---- Data entries

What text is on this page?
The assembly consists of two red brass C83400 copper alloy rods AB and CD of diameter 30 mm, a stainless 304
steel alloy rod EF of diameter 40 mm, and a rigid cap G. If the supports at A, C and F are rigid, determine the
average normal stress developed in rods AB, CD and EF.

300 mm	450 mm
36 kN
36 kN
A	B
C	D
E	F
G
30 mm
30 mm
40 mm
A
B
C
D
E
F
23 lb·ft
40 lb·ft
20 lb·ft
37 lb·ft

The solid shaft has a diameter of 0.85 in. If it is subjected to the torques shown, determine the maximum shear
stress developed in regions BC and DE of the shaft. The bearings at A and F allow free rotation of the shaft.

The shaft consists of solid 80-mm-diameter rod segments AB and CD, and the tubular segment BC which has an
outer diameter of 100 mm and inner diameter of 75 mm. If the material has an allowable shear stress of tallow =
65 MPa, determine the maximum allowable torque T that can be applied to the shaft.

--------
---- Data entries

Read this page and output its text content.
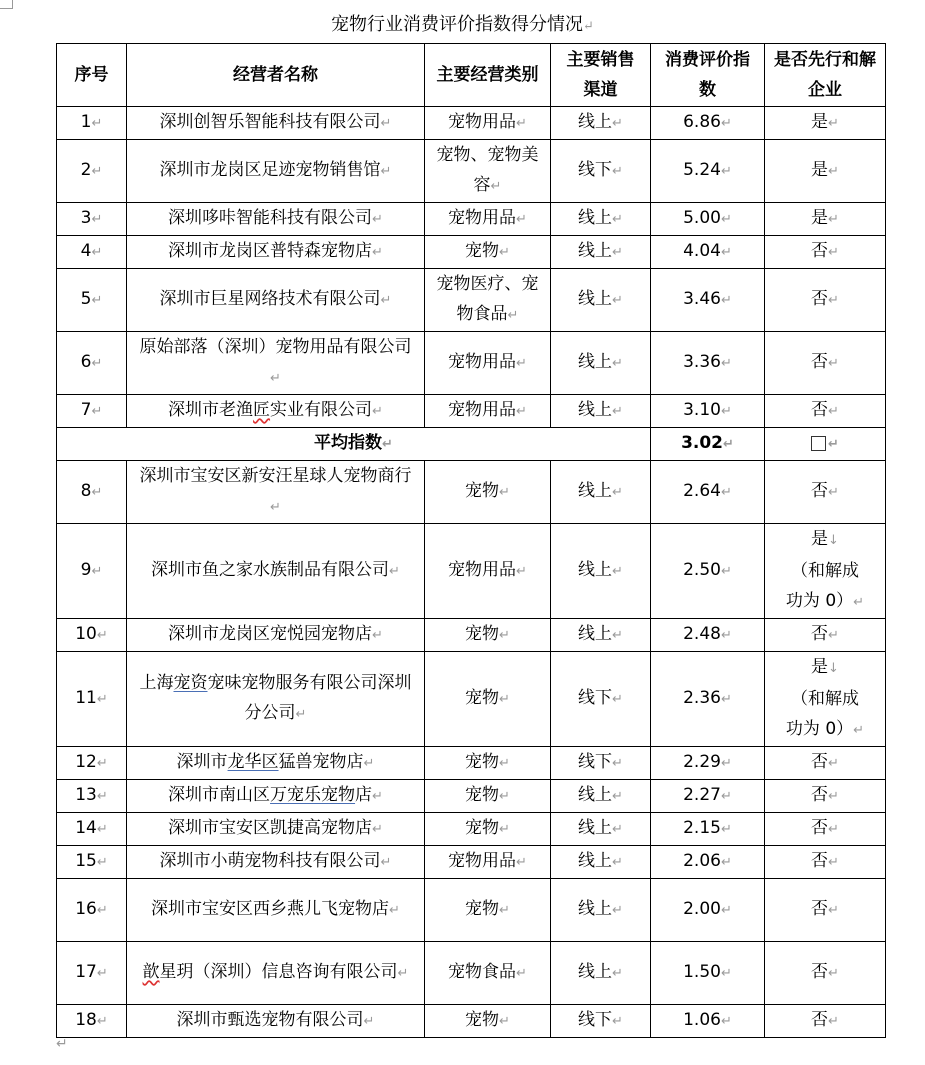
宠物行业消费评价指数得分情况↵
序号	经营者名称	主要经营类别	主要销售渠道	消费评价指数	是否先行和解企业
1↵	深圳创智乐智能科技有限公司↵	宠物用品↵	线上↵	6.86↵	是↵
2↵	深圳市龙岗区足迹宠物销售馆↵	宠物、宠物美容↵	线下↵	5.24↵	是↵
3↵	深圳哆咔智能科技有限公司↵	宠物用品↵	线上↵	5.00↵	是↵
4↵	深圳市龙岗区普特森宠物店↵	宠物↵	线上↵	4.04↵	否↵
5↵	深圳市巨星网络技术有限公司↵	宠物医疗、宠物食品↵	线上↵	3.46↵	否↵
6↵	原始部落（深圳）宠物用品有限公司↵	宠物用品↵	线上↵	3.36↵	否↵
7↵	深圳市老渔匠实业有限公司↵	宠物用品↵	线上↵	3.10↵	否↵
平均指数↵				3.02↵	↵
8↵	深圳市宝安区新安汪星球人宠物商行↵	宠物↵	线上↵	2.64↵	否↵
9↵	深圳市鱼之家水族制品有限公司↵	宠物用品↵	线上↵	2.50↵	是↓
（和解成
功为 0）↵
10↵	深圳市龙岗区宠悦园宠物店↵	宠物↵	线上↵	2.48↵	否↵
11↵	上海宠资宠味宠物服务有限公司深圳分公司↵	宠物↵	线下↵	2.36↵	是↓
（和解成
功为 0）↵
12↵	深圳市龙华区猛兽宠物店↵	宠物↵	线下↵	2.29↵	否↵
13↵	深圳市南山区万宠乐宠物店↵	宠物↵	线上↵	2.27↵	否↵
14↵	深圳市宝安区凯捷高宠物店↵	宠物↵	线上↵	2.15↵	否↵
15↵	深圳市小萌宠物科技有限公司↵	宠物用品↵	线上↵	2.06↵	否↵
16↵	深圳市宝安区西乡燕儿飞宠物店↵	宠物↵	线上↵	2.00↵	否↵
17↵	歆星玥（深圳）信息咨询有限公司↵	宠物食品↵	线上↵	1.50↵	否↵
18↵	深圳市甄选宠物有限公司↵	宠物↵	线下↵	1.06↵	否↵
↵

--------
---- Data entries

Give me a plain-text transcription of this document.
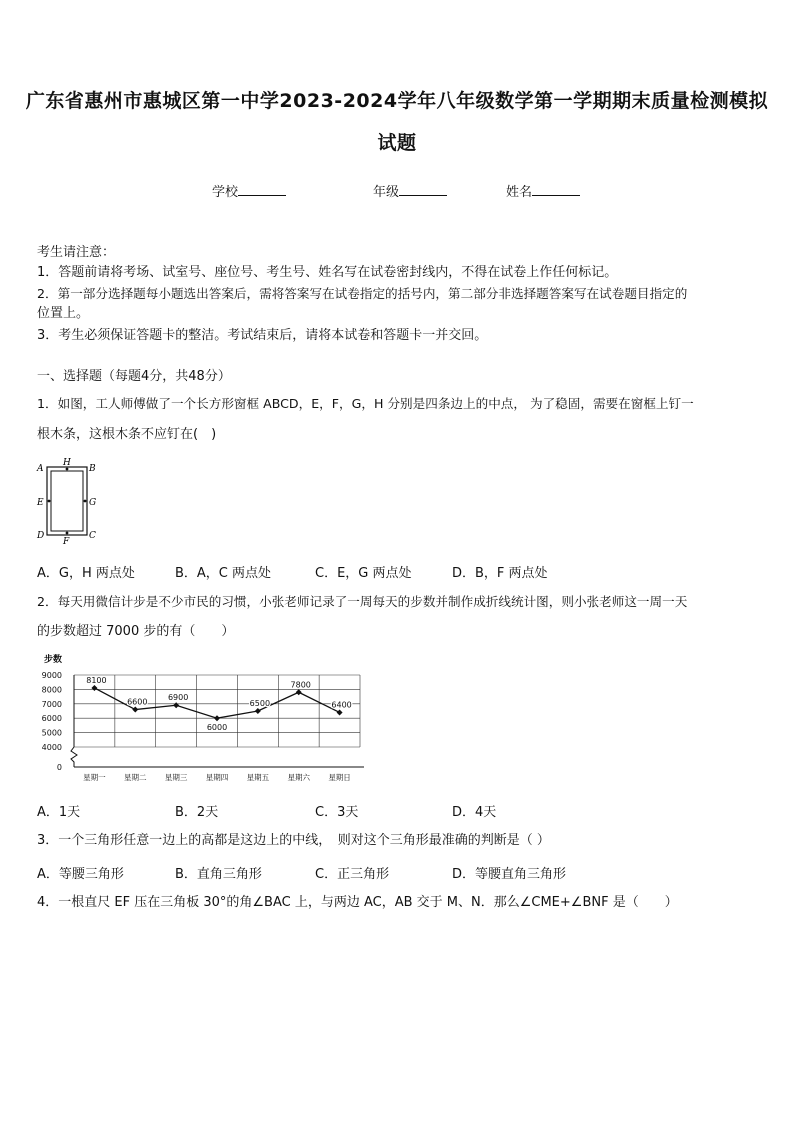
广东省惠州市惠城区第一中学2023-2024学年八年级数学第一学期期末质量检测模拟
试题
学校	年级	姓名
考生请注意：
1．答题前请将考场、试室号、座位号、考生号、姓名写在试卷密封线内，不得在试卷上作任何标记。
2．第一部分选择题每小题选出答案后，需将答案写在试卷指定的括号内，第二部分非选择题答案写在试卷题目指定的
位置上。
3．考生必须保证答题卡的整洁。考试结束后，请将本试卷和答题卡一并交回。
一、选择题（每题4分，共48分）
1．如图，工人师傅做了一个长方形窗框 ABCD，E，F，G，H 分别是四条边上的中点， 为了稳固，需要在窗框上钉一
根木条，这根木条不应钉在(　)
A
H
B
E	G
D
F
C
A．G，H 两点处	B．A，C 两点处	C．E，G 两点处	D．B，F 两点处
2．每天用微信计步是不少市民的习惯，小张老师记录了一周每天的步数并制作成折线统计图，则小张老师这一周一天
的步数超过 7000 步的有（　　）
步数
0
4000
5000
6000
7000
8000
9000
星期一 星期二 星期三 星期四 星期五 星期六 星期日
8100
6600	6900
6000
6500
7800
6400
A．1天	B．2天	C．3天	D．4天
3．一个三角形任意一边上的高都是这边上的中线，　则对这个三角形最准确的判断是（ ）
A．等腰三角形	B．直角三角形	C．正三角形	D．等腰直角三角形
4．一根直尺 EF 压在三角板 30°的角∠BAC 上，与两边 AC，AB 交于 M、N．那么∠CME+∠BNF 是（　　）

--------

Your instructions —
In the records above, how many lines hold the string "allowable"? Reply with only the number.

Complete response —
2